## BEGIN

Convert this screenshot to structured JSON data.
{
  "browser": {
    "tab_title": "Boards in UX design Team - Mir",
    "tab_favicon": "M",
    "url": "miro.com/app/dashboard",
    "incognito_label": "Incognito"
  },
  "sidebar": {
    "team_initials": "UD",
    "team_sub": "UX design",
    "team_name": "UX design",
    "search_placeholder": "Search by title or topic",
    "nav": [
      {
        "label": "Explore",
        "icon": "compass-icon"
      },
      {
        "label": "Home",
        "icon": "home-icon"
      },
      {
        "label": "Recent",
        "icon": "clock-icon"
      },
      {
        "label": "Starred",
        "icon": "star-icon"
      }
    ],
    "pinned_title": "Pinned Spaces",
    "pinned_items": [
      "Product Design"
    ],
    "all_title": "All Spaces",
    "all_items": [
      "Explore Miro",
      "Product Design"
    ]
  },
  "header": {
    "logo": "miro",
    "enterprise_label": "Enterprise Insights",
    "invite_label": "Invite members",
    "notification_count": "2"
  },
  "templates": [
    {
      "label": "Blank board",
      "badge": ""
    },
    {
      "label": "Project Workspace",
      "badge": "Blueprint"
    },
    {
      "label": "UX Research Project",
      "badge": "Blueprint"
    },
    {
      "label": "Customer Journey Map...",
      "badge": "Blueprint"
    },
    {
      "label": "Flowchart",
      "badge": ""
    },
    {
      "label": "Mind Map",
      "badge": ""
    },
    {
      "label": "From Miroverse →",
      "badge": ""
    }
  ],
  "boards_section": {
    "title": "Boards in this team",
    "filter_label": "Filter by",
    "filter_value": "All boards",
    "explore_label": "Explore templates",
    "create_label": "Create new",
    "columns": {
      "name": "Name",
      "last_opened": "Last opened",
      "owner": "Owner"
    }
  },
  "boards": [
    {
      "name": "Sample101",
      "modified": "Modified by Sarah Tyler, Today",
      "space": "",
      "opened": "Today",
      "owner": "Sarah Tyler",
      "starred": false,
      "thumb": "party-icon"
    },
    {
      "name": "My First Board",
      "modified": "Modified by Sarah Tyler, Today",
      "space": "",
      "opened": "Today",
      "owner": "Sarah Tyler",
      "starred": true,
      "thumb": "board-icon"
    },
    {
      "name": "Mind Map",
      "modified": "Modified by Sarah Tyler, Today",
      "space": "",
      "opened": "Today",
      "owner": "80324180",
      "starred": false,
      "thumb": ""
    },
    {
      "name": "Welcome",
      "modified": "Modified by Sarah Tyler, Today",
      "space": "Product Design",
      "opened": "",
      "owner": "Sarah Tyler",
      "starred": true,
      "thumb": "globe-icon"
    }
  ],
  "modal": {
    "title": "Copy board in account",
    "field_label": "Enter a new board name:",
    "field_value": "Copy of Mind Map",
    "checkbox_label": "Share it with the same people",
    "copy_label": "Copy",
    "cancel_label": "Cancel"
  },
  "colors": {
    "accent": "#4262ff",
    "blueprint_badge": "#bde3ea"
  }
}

## END

:: What you are asked to do ::
Give the entries again in full, exactly as they are written.

:: Problem solution ::
Convert this screenshot to structured JSON data.
{
  "browser": {
    "tab_title": "Boards in UX design Team - Mir",
    "tab_favicon": "M",
    "url": "miro.com/app/dashboard",
    "incognito_label": "Incognito"
  },
  "sidebar": {
    "team_initials": "UD",
    "team_sub": "UX design",
    "team_name": "UX design",
    "search_placeholder": "Search by title or topic",
    "nav": [
      {
        "label": "Explore",
        "icon": "compass-icon"
      },
      {
        "label": "Home",
        "icon": "home-icon"
      },
      {
        "label": "Recent",
        "icon": "clock-icon"
      },
      {
        "label": "Starred",
        "icon": "star-icon"
      }
    ],
    "pinned_title": "Pinned Spaces",
    "pinned_items": [
      "Product Design"
    ],
    "all_title": "All Spaces",
    "all_items": [
      "Explore Miro",
      "Product Design"
    ]
  },
  "header": {
    "logo": "miro",
    "enterprise_label": "Enterprise Insights",
    "invite_label": "Invite members",
    "notification_count": "2"
  },
  "templates": [
    {
      "label": "Blank board",
      "badge": ""
    },
    {
      "label": "Project Workspace",
      "badge": "Blueprint"
    },
    {
      "label": "UX Research Project",
      "badge": "Blueprint"
    },
    {
      "label": "Customer Journey Map...",
      "badge": "Blueprint"
    },
    {
      "label": "Flowchart",
      "badge": ""
    },
    {
      "label": "Mind Map",
      "badge": ""
    },
    {
      "label": "From Miroverse →",
      "badge": ""
    }
  ],
  "boards_section": {
    "title": "Boards in this team",
    "filter_label": "Filter by",
    "filter_value": "All boards",
    "explore_label": "Explore templates",
    "create_label": "Create new",
    "columns": {
      "name": "Name",
      "last_opened": "Last opened",
      "owner": "Owner"
    }
  },
  "boards": [
    {
      "name": "Sample101",
      "modified": "Modified by Sarah Tyler, Today",
      "space": "",
      "opened": "Today",
      "owner": "Sarah Tyler",
      "starred": false,
      "thumb": "party-icon"
    },
    {
      "name": "My First Board",
      "modified": "Modified by Sarah Tyler, Today",
      "space": "",
      "opened": "Today",
      "owner": "Sarah Tyler",
      "starred": true,
      "thumb": "board-icon"
    },
    {
      "name": "Mind Map",
      "modified": "Modified by Sarah Tyler, Today",
      "space": "",
      "opened": "Today",
      "owner": "80324180",
      "starred": false,
      "thumb": ""
    },
    {
      "name": "Welcome",
      "modified": "Modified by Sarah Tyler, Today",
      "space": "Product Design",
      "opened": "",
      "owner": "Sarah Tyler",
      "starred": true,
      "thumb": "globe-icon"
    }
  ],
  "modal": {
    "title": "Copy board in account",
    "field_label": "Enter a new board name:",
    "field_value": "Copy of Mind Map",
    "checkbox_label": "Share it with the same people",
    "copy_label": "Copy",
    "cancel_label": "Cancel"
  },
  "colors": {
    "accent": "#4262ff",
    "blueprint_badge": "#bde3ea"
  }
}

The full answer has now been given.